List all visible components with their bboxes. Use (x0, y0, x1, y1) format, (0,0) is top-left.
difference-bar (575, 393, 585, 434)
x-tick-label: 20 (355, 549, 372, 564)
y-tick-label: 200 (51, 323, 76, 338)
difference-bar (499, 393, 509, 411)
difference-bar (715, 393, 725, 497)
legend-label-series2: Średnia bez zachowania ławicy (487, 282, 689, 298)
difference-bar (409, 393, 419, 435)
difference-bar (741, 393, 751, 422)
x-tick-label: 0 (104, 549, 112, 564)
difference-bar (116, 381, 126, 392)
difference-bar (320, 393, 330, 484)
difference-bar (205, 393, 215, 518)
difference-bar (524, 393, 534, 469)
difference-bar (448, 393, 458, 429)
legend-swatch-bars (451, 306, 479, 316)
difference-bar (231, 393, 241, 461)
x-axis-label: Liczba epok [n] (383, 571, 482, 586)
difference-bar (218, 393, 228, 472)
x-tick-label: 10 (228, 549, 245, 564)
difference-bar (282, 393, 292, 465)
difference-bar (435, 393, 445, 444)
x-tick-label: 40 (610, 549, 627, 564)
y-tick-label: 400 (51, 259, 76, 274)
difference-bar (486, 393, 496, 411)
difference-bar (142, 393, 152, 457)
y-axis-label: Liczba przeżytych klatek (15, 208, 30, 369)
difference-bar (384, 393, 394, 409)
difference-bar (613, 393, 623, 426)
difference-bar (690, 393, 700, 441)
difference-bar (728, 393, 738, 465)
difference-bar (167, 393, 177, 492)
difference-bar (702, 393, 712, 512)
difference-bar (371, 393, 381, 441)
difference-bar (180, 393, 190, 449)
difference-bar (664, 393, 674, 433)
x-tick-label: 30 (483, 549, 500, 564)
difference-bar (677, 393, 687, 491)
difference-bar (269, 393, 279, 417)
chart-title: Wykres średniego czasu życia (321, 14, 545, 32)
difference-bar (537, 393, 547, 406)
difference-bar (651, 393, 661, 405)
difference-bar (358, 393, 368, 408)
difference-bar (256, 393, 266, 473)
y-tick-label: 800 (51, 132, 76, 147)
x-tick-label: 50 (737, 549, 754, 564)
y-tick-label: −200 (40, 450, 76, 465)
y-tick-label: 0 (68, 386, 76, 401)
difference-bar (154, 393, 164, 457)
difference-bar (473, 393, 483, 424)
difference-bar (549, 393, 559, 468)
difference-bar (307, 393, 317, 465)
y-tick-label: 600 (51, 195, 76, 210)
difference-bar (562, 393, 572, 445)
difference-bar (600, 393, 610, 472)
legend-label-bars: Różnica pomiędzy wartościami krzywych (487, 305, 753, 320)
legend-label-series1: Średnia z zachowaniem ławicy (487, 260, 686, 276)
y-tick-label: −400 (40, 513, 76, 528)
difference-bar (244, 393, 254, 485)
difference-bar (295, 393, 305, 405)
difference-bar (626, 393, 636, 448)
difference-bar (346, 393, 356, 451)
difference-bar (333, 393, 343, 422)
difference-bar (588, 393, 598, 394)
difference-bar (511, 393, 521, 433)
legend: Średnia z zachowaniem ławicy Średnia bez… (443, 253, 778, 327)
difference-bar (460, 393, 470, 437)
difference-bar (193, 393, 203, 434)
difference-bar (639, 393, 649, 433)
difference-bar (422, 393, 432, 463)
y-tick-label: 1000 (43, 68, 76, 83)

━━━━━━━━━━

SET PROBLEM: Rewrite the records, replacing each "difference-bar" with "diff-bar" and changing nothing else.

THE REPLY:
List all visible components with their bboxes. Use (x0, y0, x1, y1) format, (0,0) is top-left.
diff-bar (575, 393, 585, 434)
x-tick-label: 20 (355, 549, 372, 564)
y-tick-label: 200 (51, 323, 76, 338)
diff-bar (499, 393, 509, 411)
diff-bar (715, 393, 725, 497)
legend-label-series2: Średnia bez zachowania ławicy (487, 282, 689, 298)
diff-bar (409, 393, 419, 435)
diff-bar (741, 393, 751, 422)
x-tick-label: 0 (104, 549, 112, 564)
diff-bar (116, 381, 126, 392)
diff-bar (320, 393, 330, 484)
diff-bar (205, 393, 215, 518)
diff-bar (524, 393, 534, 469)
diff-bar (448, 393, 458, 429)
legend-swatch-bars (451, 306, 479, 316)
diff-bar (231, 393, 241, 461)
x-axis-label: Liczba epok [n] (383, 571, 482, 586)
diff-bar (218, 393, 228, 472)
x-tick-label: 10 (228, 549, 245, 564)
diff-bar (282, 393, 292, 465)
diff-bar (435, 393, 445, 444)
x-tick-label: 40 (610, 549, 627, 564)
y-tick-label: 400 (51, 259, 76, 274)
diff-bar (486, 393, 496, 411)
diff-bar (142, 393, 152, 457)
y-axis-label: Liczba przeżytych klatek (15, 208, 30, 369)
diff-bar (384, 393, 394, 409)
diff-bar (613, 393, 623, 426)
diff-bar (690, 393, 700, 441)
diff-bar (728, 393, 738, 465)
diff-bar (167, 393, 177, 492)
diff-bar (702, 393, 712, 512)
diff-bar (371, 393, 381, 441)
diff-bar (180, 393, 190, 449)
diff-bar (664, 393, 674, 433)
x-tick-label: 30 (483, 549, 500, 564)
diff-bar (677, 393, 687, 491)
diff-bar (269, 393, 279, 417)
chart-title: Wykres średniego czasu życia (321, 14, 545, 32)
diff-bar (537, 393, 547, 406)
diff-bar (651, 393, 661, 405)
diff-bar (358, 393, 368, 408)
diff-bar (256, 393, 266, 473)
y-tick-label: 800 (51, 132, 76, 147)
x-tick-label: 50 (737, 549, 754, 564)
y-tick-label: −200 (40, 450, 76, 465)
y-tick-label: 0 (68, 386, 76, 401)
diff-bar (154, 393, 164, 457)
diff-bar (473, 393, 483, 424)
diff-bar (549, 393, 559, 468)
diff-bar (307, 393, 317, 465)
y-tick-label: 600 (51, 195, 76, 210)
diff-bar (562, 393, 572, 445)
diff-bar (600, 393, 610, 472)
legend-label-bars: Różnica pomiędzy wartościami krzywych (487, 305, 753, 320)
legend-label-series1: Średnia z zachowaniem ławicy (487, 260, 686, 276)
y-tick-label: −400 (40, 513, 76, 528)
diff-bar (244, 393, 254, 485)
diff-bar (295, 393, 305, 405)
diff-bar (626, 393, 636, 448)
diff-bar (346, 393, 356, 451)
diff-bar (333, 393, 343, 422)
diff-bar (588, 393, 598, 394)
diff-bar (511, 393, 521, 433)
legend: Średnia z zachowaniem ławicy Średnia bez… (443, 253, 778, 327)
diff-bar (460, 393, 470, 437)
diff-bar (193, 393, 203, 434)
diff-bar (639, 393, 649, 433)
diff-bar (422, 393, 432, 463)
y-tick-label: 1000 (43, 68, 76, 83)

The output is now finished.